--- BEGIN SOURCE DATA ---

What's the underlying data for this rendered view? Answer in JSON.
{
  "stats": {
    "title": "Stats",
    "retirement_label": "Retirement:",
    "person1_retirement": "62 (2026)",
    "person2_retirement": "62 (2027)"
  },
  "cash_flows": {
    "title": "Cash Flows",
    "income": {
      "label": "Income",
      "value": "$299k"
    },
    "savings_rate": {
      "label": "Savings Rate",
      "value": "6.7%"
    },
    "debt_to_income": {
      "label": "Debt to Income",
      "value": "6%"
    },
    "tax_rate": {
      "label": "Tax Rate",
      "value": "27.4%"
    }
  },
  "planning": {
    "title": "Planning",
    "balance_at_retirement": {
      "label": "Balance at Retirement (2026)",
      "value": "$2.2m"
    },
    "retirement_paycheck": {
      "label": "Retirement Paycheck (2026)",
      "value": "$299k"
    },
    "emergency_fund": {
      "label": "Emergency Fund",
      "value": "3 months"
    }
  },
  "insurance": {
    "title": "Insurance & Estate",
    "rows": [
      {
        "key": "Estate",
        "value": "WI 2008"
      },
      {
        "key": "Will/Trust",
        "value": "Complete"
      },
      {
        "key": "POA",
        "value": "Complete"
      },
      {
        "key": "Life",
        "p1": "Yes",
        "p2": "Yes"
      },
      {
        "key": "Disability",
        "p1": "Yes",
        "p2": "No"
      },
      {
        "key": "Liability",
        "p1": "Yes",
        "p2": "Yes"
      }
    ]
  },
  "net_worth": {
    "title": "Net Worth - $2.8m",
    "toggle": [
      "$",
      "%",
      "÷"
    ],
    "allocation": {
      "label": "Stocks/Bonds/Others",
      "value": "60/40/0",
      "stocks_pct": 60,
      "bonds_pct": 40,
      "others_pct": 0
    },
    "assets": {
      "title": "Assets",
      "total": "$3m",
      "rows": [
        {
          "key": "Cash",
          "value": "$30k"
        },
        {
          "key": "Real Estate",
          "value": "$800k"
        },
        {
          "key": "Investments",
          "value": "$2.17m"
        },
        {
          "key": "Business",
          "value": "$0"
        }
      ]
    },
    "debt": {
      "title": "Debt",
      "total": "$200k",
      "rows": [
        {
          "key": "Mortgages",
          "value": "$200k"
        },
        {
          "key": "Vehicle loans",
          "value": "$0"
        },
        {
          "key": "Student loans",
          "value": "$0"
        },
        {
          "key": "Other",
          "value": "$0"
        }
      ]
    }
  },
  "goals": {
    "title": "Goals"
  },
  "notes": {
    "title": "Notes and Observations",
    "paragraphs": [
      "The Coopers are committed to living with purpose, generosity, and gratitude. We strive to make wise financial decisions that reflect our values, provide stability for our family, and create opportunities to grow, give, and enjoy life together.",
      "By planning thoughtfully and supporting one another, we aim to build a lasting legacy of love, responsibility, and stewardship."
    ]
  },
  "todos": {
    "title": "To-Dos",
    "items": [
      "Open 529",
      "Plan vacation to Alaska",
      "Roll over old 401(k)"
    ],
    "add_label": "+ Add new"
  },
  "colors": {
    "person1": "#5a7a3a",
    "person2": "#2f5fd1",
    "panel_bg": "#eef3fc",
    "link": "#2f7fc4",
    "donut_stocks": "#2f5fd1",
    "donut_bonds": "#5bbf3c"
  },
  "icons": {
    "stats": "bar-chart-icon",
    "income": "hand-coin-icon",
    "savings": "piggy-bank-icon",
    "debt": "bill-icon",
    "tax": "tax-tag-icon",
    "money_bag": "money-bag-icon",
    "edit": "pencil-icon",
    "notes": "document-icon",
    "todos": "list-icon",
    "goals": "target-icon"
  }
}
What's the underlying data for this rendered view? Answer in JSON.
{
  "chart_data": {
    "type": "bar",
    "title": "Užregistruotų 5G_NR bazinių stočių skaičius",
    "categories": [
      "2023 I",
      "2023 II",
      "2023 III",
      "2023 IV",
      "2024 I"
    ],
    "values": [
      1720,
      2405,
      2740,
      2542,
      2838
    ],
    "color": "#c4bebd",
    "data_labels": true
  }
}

--- END SOURCE DATA ---

Set down the listing above in full, please, exactly as it appears.

SOLVED EXERCISE =
What's the underlying data for this rendered view? Answer in JSON.
{
  "stats": {
    "title": "Stats",
    "retirement_label": "Retirement:",
    "person1_retirement": "62 (2026)",
    "person2_retirement": "62 (2027)"
  },
  "cash_flows": {
    "title": "Cash Flows",
    "income": {
      "label": "Income",
      "value": "$299k"
    },
    "savings_rate": {
      "label": "Savings Rate",
      "value": "6.7%"
    },
    "debt_to_income": {
      "label": "Debt to Income",
      "value": "6%"
    },
    "tax_rate": {
      "label": "Tax Rate",
      "value": "27.4%"
    }
  },
  "planning": {
    "title": "Planning",
    "balance_at_retirement": {
      "label": "Balance at Retirement (2026)",
      "value": "$2.2m"
    },
    "retirement_paycheck": {
      "label": "Retirement Paycheck (2026)",
      "value": "$299k"
    },
    "emergency_fund": {
      "label": "Emergency Fund",
      "value": "3 months"
    }
  },
  "insurance": {
    "title": "Insurance & Estate",
    "rows": [
      {
        "key": "Estate",
        "value": "WI 2008"
      },
      {
        "key": "Will/Trust",
        "value": "Complete"
      },
      {
        "key": "POA",
        "value": "Complete"
      },
      {
        "key": "Life",
        "p1": "Yes",
        "p2": "Yes"
      },
      {
        "key": "Disability",
        "p1": "Yes",
        "p2": "No"
      },
      {
        "key": "Liability",
        "p1": "Yes",
        "p2": "Yes"
      }
    ]
  },
  "net_worth": {
    "title": "Net Worth - $2.8m",
    "toggle": [
      "$",
      "%",
      "÷"
    ],
    "allocation": {
      "label": "Stocks/Bonds/Others",
      "value": "60/40/0",
      "stocks_pct": 60,
      "bonds_pct": 40,
      "others_pct": 0
    },
    "assets": {
      "title": "Assets",
      "total": "$3m",
      "rows": [
        {
          "key": "Cash",
          "value": "$30k"
        },
        {
          "key": "Real Estate",
          "value": "$800k"
        },
        {
          "key": "Investments",
          "value": "$2.17m"
        },
        {
          "key": "Business",
          "value": "$0"
        }
      ]
    },
    "debt": {
      "title": "Debt",
      "total": "$200k",
      "rows": [
        {
          "key": "Mortgages",
          "value": "$200k"
        },
        {
          "key": "Vehicle loans",
          "value": "$0"
        },
        {
          "key": "Student loans",
          "value": "$0"
        },
        {
          "key": "Other",
          "value": "$0"
        }
      ]
    }
  },
  "goals": {
    "title": "Goals"
  },
  "notes": {
    "title": "Notes and Observations",
    "paragraphs": [
      "The Coopers are committed to living with purpose, generosity, and gratitude. We strive to make wise financial decisions that reflect our values, provide stability for our family, and create opportunities to grow, give, and enjoy life together.",
      "By planning thoughtfully and supporting one another, we aim to build a lasting legacy of love, responsibility, and stewardship."
    ]
  },
  "todos": {
    "title": "To-Dos",
    "items": [
      "Open 529",
      "Plan vacation to Alaska",
      "Roll over old 401(k)"
    ],
    "add_label": "+ Add new"
  },
  "colors": {
    "person1": "#5a7a3a",
    "person2": "#2f5fd1",
    "panel_bg": "#eef3fc",
    "link": "#2f7fc4",
    "donut_stocks": "#2f5fd1",
    "donut_bonds": "#5bbf3c"
  },
  "icons": {
    "stats": "bar-chart-icon",
    "income": "hand-coin-icon",
    "savings": "piggy-bank-icon",
    "debt": "bill-icon",
    "tax": "tax-tag-icon",
    "money_bag": "money-bag-icon",
    "edit": "pencil-icon",
    "notes": "document-icon",
    "todos": "list-icon",
    "goals": "target-icon"
  }
}
What's the underlying data for this rendered view? Answer in JSON.
{
  "chart_data": {
    "type": "bar",
    "title": "Užregistruotų 5G_NR bazinių stočių skaičius",
    "categories": [
      "2023 I",
      "2023 II",
      "2023 III",
      "2023 IV",
      "2024 I"
    ],
    "values": [
      1720,
      2405,
      2740,
      2542,
      2838
    ],
    "color": "#c4bebd",
    "data_labels": true
  }
}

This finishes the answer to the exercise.